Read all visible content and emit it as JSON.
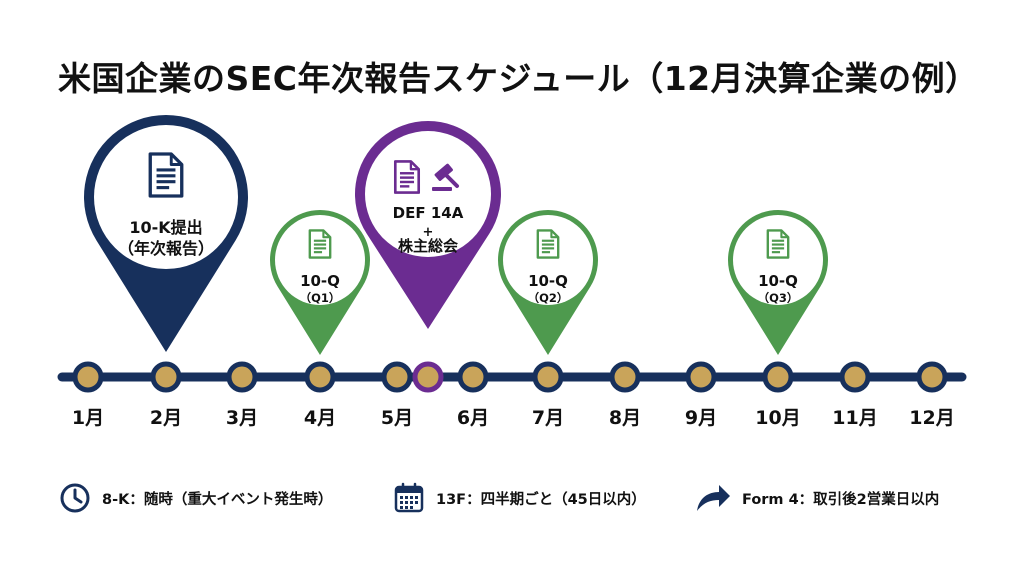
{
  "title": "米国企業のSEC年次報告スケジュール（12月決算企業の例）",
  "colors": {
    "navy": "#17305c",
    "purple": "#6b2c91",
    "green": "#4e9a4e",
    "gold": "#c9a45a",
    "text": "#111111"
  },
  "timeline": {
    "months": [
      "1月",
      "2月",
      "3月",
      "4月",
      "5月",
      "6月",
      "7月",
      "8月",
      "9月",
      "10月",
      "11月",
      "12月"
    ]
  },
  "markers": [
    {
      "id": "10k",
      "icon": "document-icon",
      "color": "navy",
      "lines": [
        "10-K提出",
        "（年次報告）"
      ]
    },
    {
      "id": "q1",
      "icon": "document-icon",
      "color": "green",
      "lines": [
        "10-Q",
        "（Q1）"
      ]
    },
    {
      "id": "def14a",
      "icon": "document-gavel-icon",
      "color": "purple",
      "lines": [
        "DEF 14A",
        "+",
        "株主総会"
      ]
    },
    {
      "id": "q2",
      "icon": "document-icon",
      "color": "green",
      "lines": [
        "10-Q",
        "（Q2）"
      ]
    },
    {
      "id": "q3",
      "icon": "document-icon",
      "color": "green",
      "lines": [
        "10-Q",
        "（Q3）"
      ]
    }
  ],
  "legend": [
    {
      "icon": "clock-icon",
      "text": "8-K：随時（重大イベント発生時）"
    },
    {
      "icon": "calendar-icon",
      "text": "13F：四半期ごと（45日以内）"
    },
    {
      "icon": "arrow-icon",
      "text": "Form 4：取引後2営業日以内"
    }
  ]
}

Aim: Set each line of the records down exactly, leaving every picture out.

Task response:
Read all visible content and emit it as JSON.
{
  "title": "米国企業のSEC年次報告スケジュール（12月決算企業の例）",
  "colors": {
    "navy": "#17305c",
    "purple": "#6b2c91",
    "green": "#4e9a4e",
    "gold": "#c9a45a",
    "text": "#111111"
  },
  "timeline": {
    "months": [
      "1月",
      "2月",
      "3月",
      "4月",
      "5月",
      "6月",
      "7月",
      "8月",
      "9月",
      "10月",
      "11月",
      "12月"
    ]
  },
  "markers": [
    {
      "id": "10k",
      "icon": "document-icon",
      "color": "navy",
      "lines": [
        "10-K提出",
        "（年次報告）"
      ]
    },
    {
      "id": "q1",
      "icon": "document-icon",
      "color": "green",
      "lines": [
        "10-Q",
        "（Q1）"
      ]
    },
    {
      "id": "def14a",
      "icon": "document-gavel-icon",
      "color": "purple",
      "lines": [
        "DEF 14A",
        "+",
        "株主総会"
      ]
    },
    {
      "id": "q2",
      "icon": "document-icon",
      "color": "green",
      "lines": [
        "10-Q",
        "（Q2）"
      ]
    },
    {
      "id": "q3",
      "icon": "document-icon",
      "color": "green",
      "lines": [
        "10-Q",
        "（Q3）"
      ]
    }
  ],
  "legend": [
    {
      "icon": "clock-icon",
      "text": "8-K：随時（重大イベント発生時）"
    },
    {
      "icon": "calendar-icon",
      "text": "13F：四半期ごと（45日以内）"
    },
    {
      "icon": "arrow-icon",
      "text": "Form 4：取引後2営業日以内"
    }
  ]
}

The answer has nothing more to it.